→ **Short problem**
Among the records that follow, count the lines with the string "frequency"; report only that count.

→ **Supplied records**
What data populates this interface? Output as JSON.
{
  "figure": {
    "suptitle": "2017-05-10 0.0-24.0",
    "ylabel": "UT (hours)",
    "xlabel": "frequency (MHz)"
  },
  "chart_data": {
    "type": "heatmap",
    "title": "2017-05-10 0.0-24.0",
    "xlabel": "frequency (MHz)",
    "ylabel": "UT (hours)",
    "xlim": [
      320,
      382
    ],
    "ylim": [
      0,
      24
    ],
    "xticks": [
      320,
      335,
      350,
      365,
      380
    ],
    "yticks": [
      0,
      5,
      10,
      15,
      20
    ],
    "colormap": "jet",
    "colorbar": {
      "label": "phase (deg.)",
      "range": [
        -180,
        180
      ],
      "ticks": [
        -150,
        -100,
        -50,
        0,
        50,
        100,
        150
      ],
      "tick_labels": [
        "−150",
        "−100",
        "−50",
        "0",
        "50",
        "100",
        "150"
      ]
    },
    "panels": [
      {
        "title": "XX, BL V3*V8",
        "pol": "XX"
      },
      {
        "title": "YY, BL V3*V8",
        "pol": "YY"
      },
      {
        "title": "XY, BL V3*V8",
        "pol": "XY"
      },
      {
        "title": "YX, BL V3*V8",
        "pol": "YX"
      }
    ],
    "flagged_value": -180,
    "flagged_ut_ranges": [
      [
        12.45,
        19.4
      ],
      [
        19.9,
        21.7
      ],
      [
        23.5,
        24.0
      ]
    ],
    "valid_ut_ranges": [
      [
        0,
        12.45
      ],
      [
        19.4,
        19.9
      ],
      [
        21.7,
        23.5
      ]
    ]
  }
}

→ **Result of this task**
2